*What to do*.
Output all entries verbatim. Skip pictures.

[Data extracted from a collection]
[Start]

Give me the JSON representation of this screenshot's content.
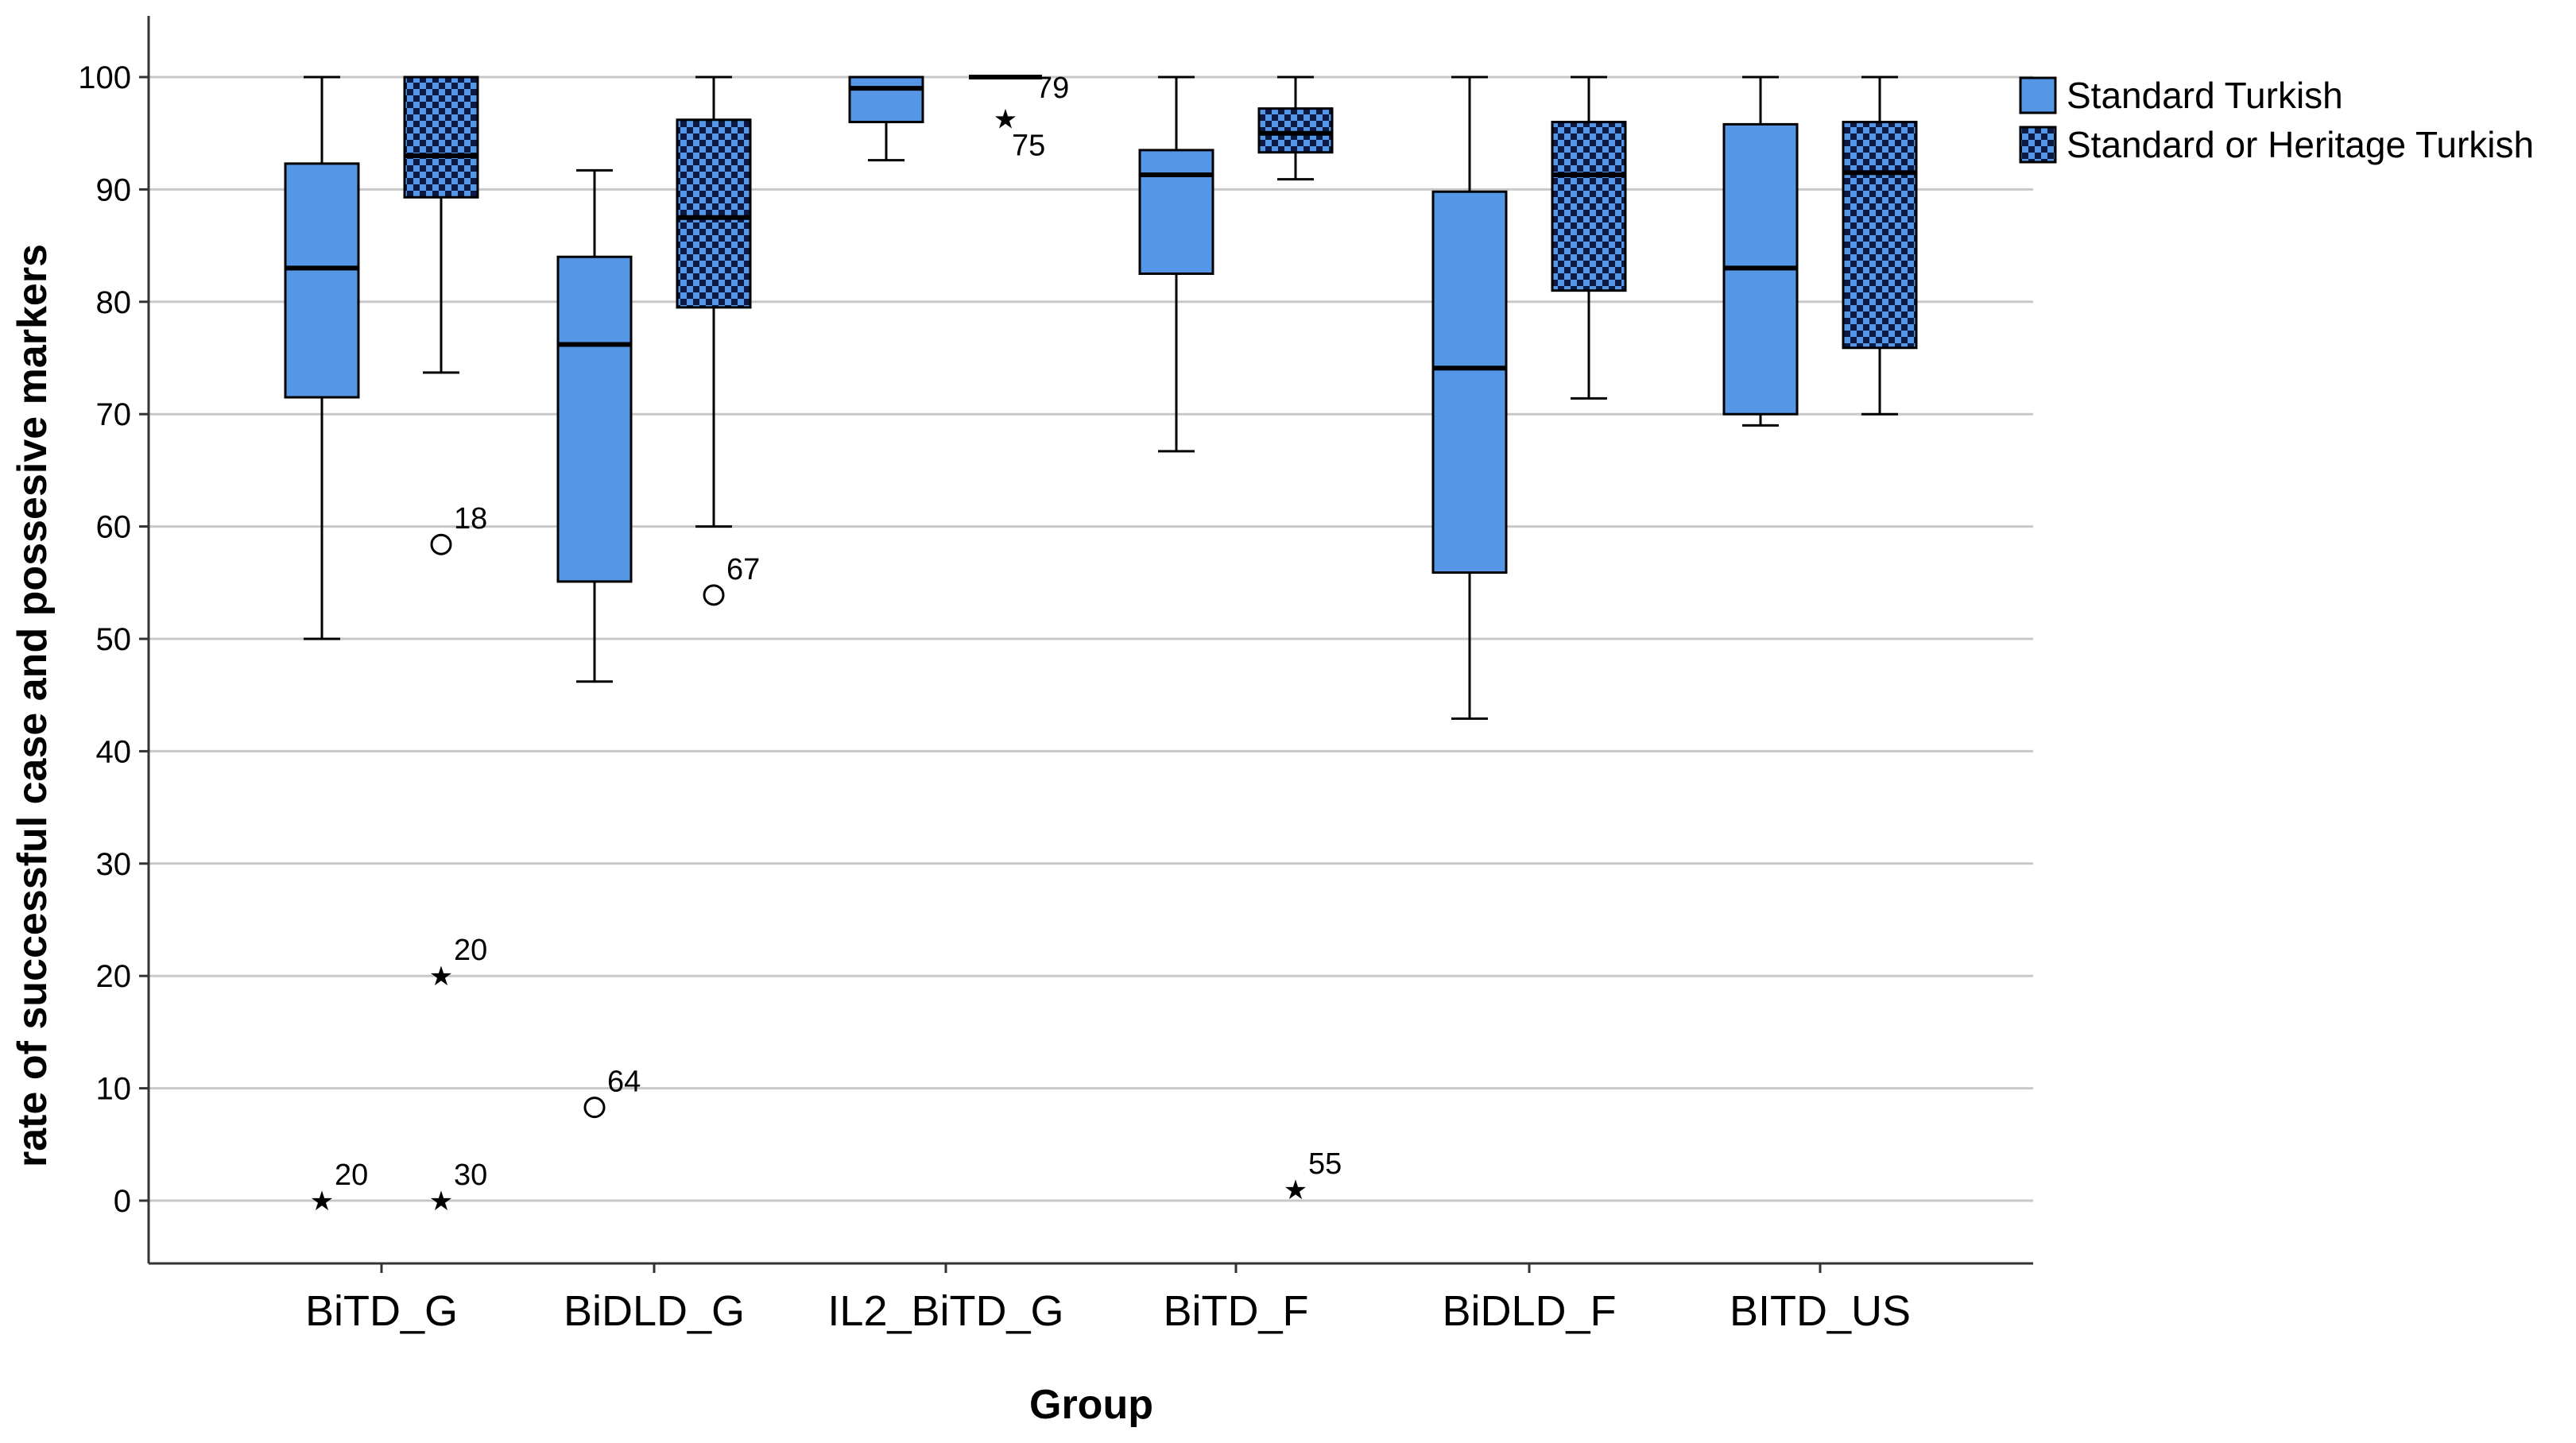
{
  "chart_data": {
    "type": "boxplot",
    "xlabel": "Group",
    "ylabel": "rate of successful case and possesive markers",
    "ylim": [
      -5,
      105
    ],
    "yticks": [
      0,
      10,
      20,
      30,
      40,
      50,
      60,
      70,
      80,
      90,
      100
    ],
    "grid": true,
    "legend_position": "top-right",
    "categories": [
      "BiTD_G",
      "BiDLD_G",
      "IL2_BiTD_G",
      "BiTD_F",
      "BiDLD_F",
      "BITD_US"
    ],
    "colors": {
      "box_fill": "#5596e6",
      "box_stroke": "#000000",
      "grid": "#c8c8c8",
      "checker_dark": "#0a1a44"
    },
    "series": [
      {
        "name": "Standard Turkish",
        "pattern": "solid",
        "boxes": [
          {
            "whisker_low": 50,
            "q1": 71.5,
            "median": 83,
            "q3": 92.3,
            "whisker_high": 100,
            "outliers": [
              {
                "value": 0,
                "label": "20",
                "marker": "star"
              }
            ]
          },
          {
            "whisker_low": 46.2,
            "q1": 55.1,
            "median": 76.2,
            "q3": 84,
            "whisker_high": 91.7,
            "outliers": [
              {
                "value": 8.3,
                "label": "64",
                "marker": "circle"
              }
            ]
          },
          {
            "whisker_low": 92.6,
            "q1": 96,
            "median": 99,
            "q3": 100,
            "whisker_high": 100,
            "outliers": []
          },
          {
            "whisker_low": 66.7,
            "q1": 82.5,
            "median": 91.3,
            "q3": 93.5,
            "whisker_high": 100,
            "outliers": []
          },
          {
            "whisker_low": 42.9,
            "q1": 55.9,
            "median": 74.1,
            "q3": 89.8,
            "whisker_high": 100,
            "outliers": []
          },
          {
            "whisker_low": 69,
            "q1": 70,
            "median": 83,
            "q3": 95.8,
            "whisker_high": 100,
            "outliers": []
          }
        ]
      },
      {
        "name": "Standard or Heritage Turkish",
        "pattern": "checkered",
        "boxes": [
          {
            "whisker_low": 73.7,
            "q1": 89.3,
            "median": 93,
            "q3": 100,
            "whisker_high": 100,
            "outliers": [
              {
                "value": 58.4,
                "label": "18",
                "marker": "circle"
              },
              {
                "value": 20,
                "label": "20",
                "marker": "star"
              },
              {
                "value": 0,
                "label": "30",
                "marker": "star"
              }
            ]
          },
          {
            "whisker_low": 60,
            "q1": 79.5,
            "median": 87.5,
            "q3": 96.2,
            "whisker_high": 100,
            "outliers": [
              {
                "value": 53.9,
                "label": "67",
                "marker": "circle"
              }
            ]
          },
          {
            "whisker_low": 100,
            "q1": 100,
            "median": 100,
            "q3": 100,
            "whisker_high": 100,
            "outliers": [
              {
                "value": 100,
                "label": "79",
                "marker": "none"
              },
              {
                "value": 96.3,
                "label": "75",
                "marker": "star"
              }
            ]
          },
          {
            "whisker_low": 90.9,
            "q1": 93.3,
            "median": 95,
            "q3": 97.2,
            "whisker_high": 100,
            "outliers": [
              {
                "value": 1,
                "label": "55",
                "marker": "star"
              }
            ]
          },
          {
            "whisker_low": 71.4,
            "q1": 81,
            "median": 91.3,
            "q3": 96,
            "whisker_high": 100,
            "outliers": []
          },
          {
            "whisker_low": 70,
            "q1": 75.9,
            "median": 91.5,
            "q3": 96,
            "whisker_high": 100,
            "outliers": []
          }
        ]
      }
    ]
  }
}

[End]

*Task response*.
Give me the JSON representation of this screenshot's content.
{
  "chart_data": {
    "type": "boxplot",
    "xlabel": "Group",
    "ylabel": "rate of successful case and possesive markers",
    "ylim": [
      -5,
      105
    ],
    "yticks": [
      0,
      10,
      20,
      30,
      40,
      50,
      60,
      70,
      80,
      90,
      100
    ],
    "grid": true,
    "legend_position": "top-right",
    "categories": [
      "BiTD_G",
      "BiDLD_G",
      "IL2_BiTD_G",
      "BiTD_F",
      "BiDLD_F",
      "BITD_US"
    ],
    "colors": {
      "box_fill": "#5596e6",
      "box_stroke": "#000000",
      "grid": "#c8c8c8",
      "checker_dark": "#0a1a44"
    },
    "series": [
      {
        "name": "Standard Turkish",
        "pattern": "solid",
        "boxes": [
          {
            "whisker_low": 50,
            "q1": 71.5,
            "median": 83,
            "q3": 92.3,
            "whisker_high": 100,
            "outliers": [
              {
                "value": 0,
                "label": "20",
                "marker": "star"
              }
            ]
          },
          {
            "whisker_low": 46.2,
            "q1": 55.1,
            "median": 76.2,
            "q3": 84,
            "whisker_high": 91.7,
            "outliers": [
              {
                "value": 8.3,
                "label": "64",
                "marker": "circle"
              }
            ]
          },
          {
            "whisker_low": 92.6,
            "q1": 96,
            "median": 99,
            "q3": 100,
            "whisker_high": 100,
            "outliers": []
          },
          {
            "whisker_low": 66.7,
            "q1": 82.5,
            "median": 91.3,
            "q3": 93.5,
            "whisker_high": 100,
            "outliers": []
          },
          {
            "whisker_low": 42.9,
            "q1": 55.9,
            "median": 74.1,
            "q3": 89.8,
            "whisker_high": 100,
            "outliers": []
          },
          {
            "whisker_low": 69,
            "q1": 70,
            "median": 83,
            "q3": 95.8,
            "whisker_high": 100,
            "outliers": []
          }
        ]
      },
      {
        "name": "Standard or Heritage Turkish",
        "pattern": "checkered",
        "boxes": [
          {
            "whisker_low": 73.7,
            "q1": 89.3,
            "median": 93,
            "q3": 100,
            "whisker_high": 100,
            "outliers": [
              {
                "value": 58.4,
                "label": "18",
                "marker": "circle"
              },
              {
                "value": 20,
                "label": "20",
                "marker": "star"
              },
              {
                "value": 0,
                "label": "30",
                "marker": "star"
              }
            ]
          },
          {
            "whisker_low": 60,
            "q1": 79.5,
            "median": 87.5,
            "q3": 96.2,
            "whisker_high": 100,
            "outliers": [
              {
                "value": 53.9,
                "label": "67",
                "marker": "circle"
              }
            ]
          },
          {
            "whisker_low": 100,
            "q1": 100,
            "median": 100,
            "q3": 100,
            "whisker_high": 100,
            "outliers": [
              {
                "value": 100,
                "label": "79",
                "marker": "none"
              },
              {
                "value": 96.3,
                "label": "75",
                "marker": "star"
              }
            ]
          },
          {
            "whisker_low": 90.9,
            "q1": 93.3,
            "median": 95,
            "q3": 97.2,
            "whisker_high": 100,
            "outliers": [
              {
                "value": 1,
                "label": "55",
                "marker": "star"
              }
            ]
          },
          {
            "whisker_low": 71.4,
            "q1": 81,
            "median": 91.3,
            "q3": 96,
            "whisker_high": 100,
            "outliers": []
          },
          {
            "whisker_low": 70,
            "q1": 75.9,
            "median": 91.5,
            "q3": 96,
            "whisker_high": 100,
            "outliers": []
          }
        ]
      }
    ]
  }
}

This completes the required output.